Supplied data:
-------

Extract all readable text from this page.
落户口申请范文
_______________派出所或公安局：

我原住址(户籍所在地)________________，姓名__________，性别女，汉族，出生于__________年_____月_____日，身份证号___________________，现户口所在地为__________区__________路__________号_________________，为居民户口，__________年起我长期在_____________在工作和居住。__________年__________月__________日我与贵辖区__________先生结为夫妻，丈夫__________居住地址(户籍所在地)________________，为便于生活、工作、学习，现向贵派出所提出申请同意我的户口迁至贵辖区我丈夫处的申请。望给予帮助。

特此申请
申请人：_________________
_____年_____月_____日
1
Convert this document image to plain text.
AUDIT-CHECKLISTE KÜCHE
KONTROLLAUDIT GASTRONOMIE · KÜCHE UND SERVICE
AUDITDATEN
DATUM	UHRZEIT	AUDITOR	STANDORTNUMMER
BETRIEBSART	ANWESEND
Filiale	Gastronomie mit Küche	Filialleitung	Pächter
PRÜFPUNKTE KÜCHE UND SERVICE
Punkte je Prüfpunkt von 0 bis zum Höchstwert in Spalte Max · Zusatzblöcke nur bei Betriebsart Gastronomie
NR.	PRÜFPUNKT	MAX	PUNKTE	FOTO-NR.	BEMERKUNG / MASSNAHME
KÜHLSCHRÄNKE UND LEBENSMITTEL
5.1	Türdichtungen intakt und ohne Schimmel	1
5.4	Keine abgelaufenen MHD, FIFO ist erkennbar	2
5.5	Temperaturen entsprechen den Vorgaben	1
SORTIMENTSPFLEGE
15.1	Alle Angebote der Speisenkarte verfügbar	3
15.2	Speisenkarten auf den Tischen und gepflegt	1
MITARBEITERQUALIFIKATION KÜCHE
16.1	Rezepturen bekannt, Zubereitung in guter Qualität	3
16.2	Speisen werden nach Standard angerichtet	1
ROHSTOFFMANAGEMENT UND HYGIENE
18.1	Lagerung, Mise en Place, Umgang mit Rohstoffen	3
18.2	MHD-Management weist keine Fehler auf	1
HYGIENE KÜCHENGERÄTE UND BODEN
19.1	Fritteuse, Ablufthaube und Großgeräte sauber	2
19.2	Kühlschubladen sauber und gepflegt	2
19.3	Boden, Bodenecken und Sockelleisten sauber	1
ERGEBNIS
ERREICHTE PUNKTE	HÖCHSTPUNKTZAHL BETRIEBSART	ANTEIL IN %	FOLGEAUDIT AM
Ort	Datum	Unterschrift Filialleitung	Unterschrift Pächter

-------

Given request:
In the lines above, locate the string "Filialleitung". Copy every line where it occurs.

Final result:
Filiale	Gastronomie mit Küche	Filialleitung	Pächter
Ort	Datum	Unterschrift Filialleitung	Unterschrift Pächter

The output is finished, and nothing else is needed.